__Given data__.
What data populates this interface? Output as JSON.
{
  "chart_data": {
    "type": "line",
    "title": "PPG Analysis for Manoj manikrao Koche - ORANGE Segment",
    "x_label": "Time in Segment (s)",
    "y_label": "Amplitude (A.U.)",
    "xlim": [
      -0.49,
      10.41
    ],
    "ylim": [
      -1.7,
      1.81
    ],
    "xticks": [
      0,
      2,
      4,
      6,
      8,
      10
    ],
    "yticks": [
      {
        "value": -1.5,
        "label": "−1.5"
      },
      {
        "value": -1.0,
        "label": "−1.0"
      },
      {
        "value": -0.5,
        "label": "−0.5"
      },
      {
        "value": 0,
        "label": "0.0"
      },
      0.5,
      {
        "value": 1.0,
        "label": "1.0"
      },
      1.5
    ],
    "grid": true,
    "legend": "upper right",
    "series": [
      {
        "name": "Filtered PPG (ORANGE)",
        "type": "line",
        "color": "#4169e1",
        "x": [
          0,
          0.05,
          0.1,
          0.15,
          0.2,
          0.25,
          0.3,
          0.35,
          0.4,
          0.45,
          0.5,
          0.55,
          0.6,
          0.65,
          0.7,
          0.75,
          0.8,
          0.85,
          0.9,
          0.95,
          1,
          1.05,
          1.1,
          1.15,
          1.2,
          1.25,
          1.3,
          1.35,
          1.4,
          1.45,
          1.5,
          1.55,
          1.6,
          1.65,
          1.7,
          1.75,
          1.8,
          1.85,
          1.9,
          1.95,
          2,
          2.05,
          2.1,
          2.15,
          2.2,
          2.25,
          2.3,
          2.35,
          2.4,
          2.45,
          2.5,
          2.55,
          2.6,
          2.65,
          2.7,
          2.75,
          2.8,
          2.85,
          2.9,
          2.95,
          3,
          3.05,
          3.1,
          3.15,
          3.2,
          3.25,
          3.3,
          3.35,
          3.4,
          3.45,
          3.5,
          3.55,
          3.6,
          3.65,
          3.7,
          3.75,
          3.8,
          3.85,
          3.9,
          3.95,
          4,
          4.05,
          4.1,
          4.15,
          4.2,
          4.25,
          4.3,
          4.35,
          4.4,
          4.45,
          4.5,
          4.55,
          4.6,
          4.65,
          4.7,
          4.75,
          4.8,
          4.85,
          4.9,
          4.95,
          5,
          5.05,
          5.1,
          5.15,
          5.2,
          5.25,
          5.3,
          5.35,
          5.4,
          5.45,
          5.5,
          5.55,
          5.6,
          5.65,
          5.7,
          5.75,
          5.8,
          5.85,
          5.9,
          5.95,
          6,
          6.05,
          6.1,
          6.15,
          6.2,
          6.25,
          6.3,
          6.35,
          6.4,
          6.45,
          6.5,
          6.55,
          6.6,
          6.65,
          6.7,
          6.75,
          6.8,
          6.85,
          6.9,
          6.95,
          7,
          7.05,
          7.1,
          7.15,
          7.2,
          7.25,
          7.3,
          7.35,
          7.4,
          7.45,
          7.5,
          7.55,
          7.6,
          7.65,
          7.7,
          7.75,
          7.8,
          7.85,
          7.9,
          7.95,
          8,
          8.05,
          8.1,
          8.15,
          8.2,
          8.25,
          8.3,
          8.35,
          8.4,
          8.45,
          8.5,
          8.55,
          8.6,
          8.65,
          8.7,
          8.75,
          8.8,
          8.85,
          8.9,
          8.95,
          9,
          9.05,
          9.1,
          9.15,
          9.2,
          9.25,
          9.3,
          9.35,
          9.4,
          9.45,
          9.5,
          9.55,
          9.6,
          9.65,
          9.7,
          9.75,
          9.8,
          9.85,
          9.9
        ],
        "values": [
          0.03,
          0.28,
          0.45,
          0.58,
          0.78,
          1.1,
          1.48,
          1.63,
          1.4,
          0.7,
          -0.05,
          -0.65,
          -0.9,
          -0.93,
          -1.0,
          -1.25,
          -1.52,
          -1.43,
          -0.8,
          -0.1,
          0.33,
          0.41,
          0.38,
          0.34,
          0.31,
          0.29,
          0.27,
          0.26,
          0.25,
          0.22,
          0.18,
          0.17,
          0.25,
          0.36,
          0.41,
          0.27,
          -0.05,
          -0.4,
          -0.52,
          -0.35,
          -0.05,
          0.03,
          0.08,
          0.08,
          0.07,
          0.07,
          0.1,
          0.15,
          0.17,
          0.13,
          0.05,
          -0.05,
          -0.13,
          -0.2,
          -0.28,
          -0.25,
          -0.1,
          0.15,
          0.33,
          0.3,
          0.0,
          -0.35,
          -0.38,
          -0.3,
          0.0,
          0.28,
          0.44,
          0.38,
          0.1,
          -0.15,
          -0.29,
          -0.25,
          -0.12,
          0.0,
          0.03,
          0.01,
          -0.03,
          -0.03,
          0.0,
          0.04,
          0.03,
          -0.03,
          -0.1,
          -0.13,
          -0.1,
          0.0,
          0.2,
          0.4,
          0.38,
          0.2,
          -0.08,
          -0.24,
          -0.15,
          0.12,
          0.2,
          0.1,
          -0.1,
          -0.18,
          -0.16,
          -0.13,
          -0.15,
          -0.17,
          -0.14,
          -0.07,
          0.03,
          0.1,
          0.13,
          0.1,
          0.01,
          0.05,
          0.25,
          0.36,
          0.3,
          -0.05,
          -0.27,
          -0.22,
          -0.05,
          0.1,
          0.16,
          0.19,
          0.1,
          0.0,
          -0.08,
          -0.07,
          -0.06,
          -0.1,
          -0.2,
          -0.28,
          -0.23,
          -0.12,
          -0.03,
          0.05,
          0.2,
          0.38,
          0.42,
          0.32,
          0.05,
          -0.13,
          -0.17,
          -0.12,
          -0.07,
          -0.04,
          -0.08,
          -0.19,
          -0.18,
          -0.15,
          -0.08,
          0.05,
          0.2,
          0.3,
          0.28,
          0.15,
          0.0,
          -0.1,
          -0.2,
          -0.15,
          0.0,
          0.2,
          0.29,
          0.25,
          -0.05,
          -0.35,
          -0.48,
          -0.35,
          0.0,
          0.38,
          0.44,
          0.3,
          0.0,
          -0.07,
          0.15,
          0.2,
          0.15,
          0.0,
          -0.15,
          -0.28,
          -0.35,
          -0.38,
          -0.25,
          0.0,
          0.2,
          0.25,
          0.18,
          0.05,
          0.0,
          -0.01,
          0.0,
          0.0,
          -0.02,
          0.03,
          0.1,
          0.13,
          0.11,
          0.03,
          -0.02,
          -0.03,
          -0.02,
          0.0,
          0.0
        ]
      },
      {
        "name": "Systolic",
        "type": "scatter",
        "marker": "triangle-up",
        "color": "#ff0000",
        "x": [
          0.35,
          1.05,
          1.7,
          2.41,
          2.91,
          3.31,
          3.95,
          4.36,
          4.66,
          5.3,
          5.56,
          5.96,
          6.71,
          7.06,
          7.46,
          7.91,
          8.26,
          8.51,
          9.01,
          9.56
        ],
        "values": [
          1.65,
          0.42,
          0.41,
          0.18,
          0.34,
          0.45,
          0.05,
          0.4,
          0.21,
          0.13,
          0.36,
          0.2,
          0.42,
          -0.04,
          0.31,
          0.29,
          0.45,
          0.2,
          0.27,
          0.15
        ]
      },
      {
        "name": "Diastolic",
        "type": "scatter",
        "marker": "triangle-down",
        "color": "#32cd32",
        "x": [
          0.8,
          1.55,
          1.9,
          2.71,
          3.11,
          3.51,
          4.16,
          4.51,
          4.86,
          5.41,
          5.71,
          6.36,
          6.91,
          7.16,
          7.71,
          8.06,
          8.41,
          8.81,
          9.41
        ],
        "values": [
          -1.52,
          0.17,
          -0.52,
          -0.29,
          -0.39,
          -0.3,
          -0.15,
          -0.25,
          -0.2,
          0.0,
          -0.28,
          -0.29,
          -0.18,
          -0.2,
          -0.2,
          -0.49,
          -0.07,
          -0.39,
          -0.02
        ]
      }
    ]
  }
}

__What is expected__.
Looking at the entries above, state how many lines contain "name"; give the number alone.

__Solution for this task__.
3